→ **DESCRIZIONE ESERCIZIO**
Prosegui il testo sulla chiesa di Santa Maria in Mignano, riprendendo subito dopo l'ultima frase riportata.

→ **ESTRATTO DELLA PAGINA**
La chiesa di Santa Maria in Mignano. Il territorio comunale è arricchito da diverse opere architettoniche; tra queste, a Villa Piattoni, c’è la chiesa di Santa Maria in Mignano (già Santa Maria in Lama), più volte rimaneggiata nel corso dei secoli. La chiesa, lesionata dal terremoto del 2016 (ma già segnata dal precedente sisma, quello che bel 2009 ha danneggiato la città de L’Aquila, per intenderci) è dismessa al culto per ragioni di sicurezza.
Qualche riga sul nome del luogo, Mignano, che nei primi documenti appare anche come Mongiano: la desinenza (dal latino –anus) sembra indicare un prediale – termine che denotava la proprietà terriera – di origine romana. Un’altra ipotesi vuole che il toponimo derivi da maenianum, termine che nell’architettura romana individuava un balcone aggettante. Dal Seicento, il nome fu sostituito dall’attuale Piattoni.
A Mignano sorgeva, probabilmente, Castrum Sexti, la fortificazione di controllo del territorio; il nome deriva da Ad sextum lapidem, per la distanza da Ascoli; l’attuale Colli del Tronto era Ad octavum). Un’altra fortificazione (castrum) era posizionata più in basso, alla confluenza tra il Lama e il Tronto, per controllare il guado del corso d’acqua. Quanti fossero interessati a informazioni più pregnanti sulla storia antica di Castel di Lama possono trovarle in letteratura.
La storia. La costruzione della chiesa di Santa Maria a Mignano, in un’area pianeggiante della panoramica balconata sulla valletta del torrente Lama inizia nel 1506 con il contributo del comune di Ascoli, dov’era già un edificio sacro (sec. XII), alzato su costruzioni romane e altomedievali. La chiesa, diventata parrocchia nel 1199, era legata al monastero ascolano di Sant’Angelo Magno e su di essa esistevano diversi juspatronati (dei Miliani e poi degli Odoardi); Santa Maria era la chiesa di riferimento del centro prima descritto dove, vicino alla chiesa, fu costruito (nel 1841) il Palazzo comunale. Come scrive il Marucci, il centro di Sesto decadde nel tempo e la parrocchia perse il titolo a favore della pieve di San Felice al Tronto, sotto l’area di Cartofano, antico sito di culto pagano. Successivamente acquistò importanza l’abbazia di San Pietro di Cerreto al Cartofano. Dalla fine del sec. XIV e per tutto il Quattrocento, la chiesa di Santa Maria in Mignano venne praticamente abbandonata, dopo essere stata declassata a chiesa rurale.

→ **DATI**
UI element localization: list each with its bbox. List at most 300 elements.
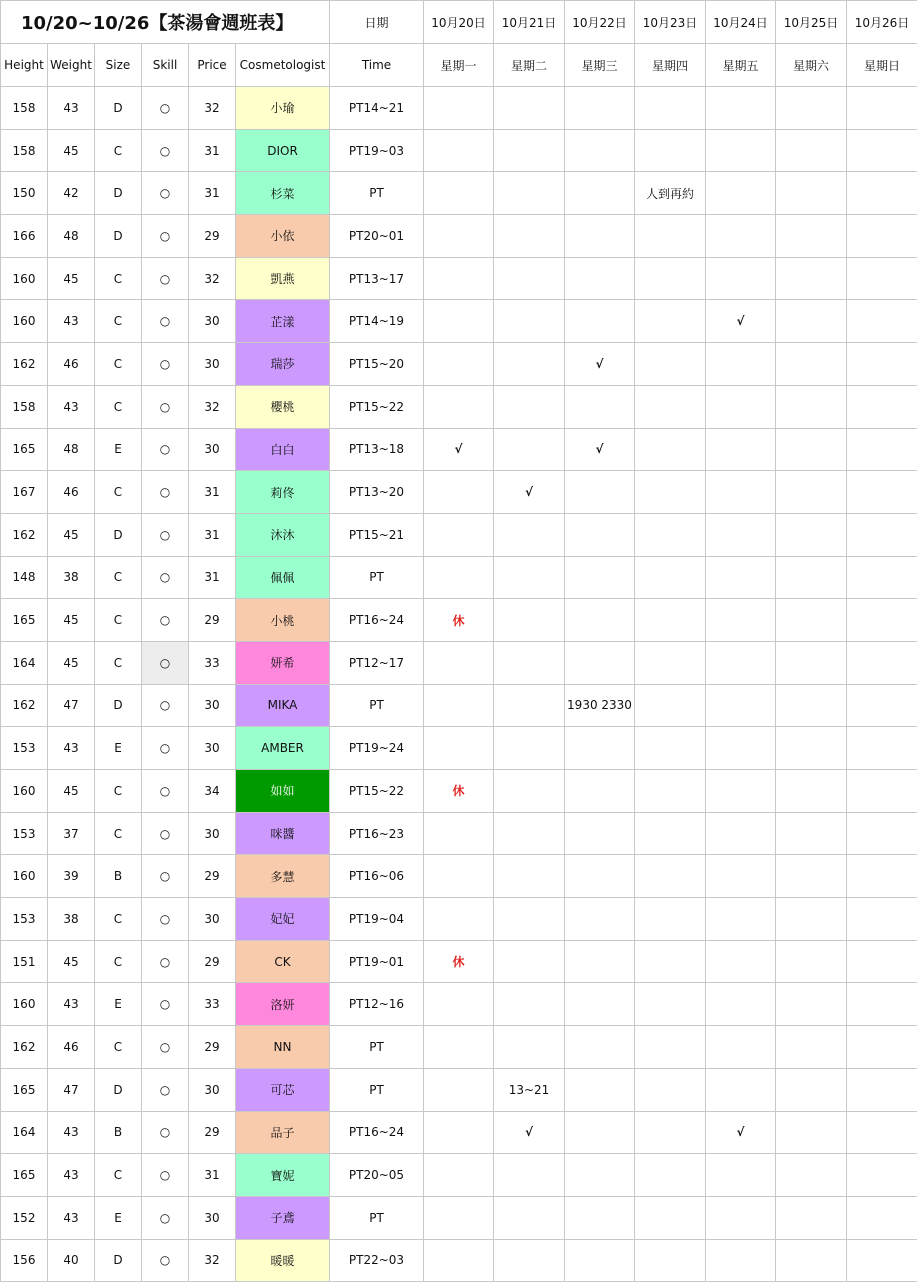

→ **RISPOSTA FINALE**
L’edificio ecclesiastico. La rinascita comincia all’inizio del sec. XVI, sotto la spinta popolare: l’assemblea aveva il potere di designare il parroco, la nomina del quale doveva essere ratificata dal vescovo. La chiesa era il punto di riferimento sociale ed ecclesiastico della comunità della Lama, ordinata in centri sparsi (negli Statuti del 1545 sono le Ville) su un territorio in gran parte rurale. Giannino Gagliardi ricorda (2008) «la parrocchiale di S. Maria in Mignano che nella prima metà del XVI secolo ospitò le prime riunioni del popolo della Lama»; a tale proposito, riporta un atto consiliare del 1535.
Il Marucci ricorda poi che i lamensi partecipavano in massa ai festeggiamenti per i loro patroni (i santi Bordone e Macchario e, più tardi, Sant’Atanasio): ben dodici sacerdoti celebravano dodici messe.
Santa Maria in Mignano ebbe un ampliamento cinquant’anni dopo (1554) perché intorno alla chiesa c’era stato un notevole sviluppo urbanistico; due secoli dopo (sec. XVIII), per far fronte alle esigenze dovute all’aumento demografico, subì un rimaneggiamento e assunse l’aspetto definitivo: oggi presenta un’immagine neoclassica, con forme del tardo barocco.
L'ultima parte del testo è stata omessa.